:: DATASET ::

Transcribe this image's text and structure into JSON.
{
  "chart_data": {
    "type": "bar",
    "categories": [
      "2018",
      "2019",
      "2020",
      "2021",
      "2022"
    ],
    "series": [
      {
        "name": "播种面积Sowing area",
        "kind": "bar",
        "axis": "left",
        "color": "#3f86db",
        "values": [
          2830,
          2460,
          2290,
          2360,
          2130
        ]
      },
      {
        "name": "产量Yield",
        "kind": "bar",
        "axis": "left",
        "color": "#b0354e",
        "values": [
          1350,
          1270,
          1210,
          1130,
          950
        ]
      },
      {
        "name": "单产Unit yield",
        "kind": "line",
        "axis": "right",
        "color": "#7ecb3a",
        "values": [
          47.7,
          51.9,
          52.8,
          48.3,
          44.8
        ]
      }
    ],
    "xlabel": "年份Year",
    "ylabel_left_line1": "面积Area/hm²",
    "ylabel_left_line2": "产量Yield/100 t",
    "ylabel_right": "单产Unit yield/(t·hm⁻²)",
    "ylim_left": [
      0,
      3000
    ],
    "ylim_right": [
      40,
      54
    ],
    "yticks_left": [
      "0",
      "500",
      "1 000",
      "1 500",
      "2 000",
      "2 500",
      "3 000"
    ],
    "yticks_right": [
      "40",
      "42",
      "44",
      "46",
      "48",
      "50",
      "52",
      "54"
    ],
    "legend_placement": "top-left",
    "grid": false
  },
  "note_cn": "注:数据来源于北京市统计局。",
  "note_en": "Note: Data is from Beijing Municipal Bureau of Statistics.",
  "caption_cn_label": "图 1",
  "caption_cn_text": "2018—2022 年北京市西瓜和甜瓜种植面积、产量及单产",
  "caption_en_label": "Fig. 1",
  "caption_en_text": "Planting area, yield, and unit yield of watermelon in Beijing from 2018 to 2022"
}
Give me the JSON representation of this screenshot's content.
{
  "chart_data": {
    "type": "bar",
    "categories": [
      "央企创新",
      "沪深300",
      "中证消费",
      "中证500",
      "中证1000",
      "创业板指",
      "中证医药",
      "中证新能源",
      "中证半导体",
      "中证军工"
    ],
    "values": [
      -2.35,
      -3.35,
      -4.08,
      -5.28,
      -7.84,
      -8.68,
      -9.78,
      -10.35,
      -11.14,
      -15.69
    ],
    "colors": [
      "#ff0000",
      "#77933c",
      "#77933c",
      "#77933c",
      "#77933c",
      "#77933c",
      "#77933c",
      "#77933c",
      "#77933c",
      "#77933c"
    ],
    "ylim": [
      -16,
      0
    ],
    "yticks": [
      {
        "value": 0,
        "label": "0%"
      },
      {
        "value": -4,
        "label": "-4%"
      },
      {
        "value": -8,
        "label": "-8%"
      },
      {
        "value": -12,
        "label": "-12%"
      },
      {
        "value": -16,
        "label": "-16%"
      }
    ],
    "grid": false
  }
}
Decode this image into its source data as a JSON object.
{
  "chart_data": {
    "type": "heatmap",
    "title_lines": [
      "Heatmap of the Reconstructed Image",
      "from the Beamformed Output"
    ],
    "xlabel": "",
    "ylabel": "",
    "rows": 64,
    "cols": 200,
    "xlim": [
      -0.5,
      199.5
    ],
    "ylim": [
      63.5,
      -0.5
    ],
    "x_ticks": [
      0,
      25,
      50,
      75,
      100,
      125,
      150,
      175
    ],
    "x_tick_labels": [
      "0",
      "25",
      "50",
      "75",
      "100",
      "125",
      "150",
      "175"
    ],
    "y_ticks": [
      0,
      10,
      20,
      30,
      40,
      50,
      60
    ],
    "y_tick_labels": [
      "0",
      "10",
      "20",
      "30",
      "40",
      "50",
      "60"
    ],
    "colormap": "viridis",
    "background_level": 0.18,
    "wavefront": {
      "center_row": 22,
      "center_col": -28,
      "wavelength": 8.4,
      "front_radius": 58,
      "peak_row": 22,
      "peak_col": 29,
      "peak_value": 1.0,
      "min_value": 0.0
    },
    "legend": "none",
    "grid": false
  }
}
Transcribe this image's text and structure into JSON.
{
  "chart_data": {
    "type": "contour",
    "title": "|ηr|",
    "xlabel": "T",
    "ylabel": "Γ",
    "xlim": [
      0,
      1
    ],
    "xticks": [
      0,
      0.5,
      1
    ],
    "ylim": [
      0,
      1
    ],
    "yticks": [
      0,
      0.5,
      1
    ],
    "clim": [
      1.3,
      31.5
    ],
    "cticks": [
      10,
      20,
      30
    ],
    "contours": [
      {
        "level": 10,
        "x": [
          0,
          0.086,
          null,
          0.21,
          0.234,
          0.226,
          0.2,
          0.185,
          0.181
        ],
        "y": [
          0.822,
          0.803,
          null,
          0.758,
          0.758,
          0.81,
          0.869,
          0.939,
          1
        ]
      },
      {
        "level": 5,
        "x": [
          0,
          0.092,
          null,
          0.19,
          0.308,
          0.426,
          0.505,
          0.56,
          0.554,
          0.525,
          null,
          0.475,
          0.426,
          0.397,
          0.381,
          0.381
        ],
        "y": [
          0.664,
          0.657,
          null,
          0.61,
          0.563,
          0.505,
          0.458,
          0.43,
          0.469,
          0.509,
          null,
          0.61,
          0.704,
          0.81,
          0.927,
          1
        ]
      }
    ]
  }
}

:::

▸ WHAT IS NEEDED
From the entries above, copy out every line where the string "单产Unit" appears.

▸ PROBLEM SOLUTION
        "name": "单产Unit yield",
    "ylabel_right": "单产Unit yield/(t·hm⁻²)",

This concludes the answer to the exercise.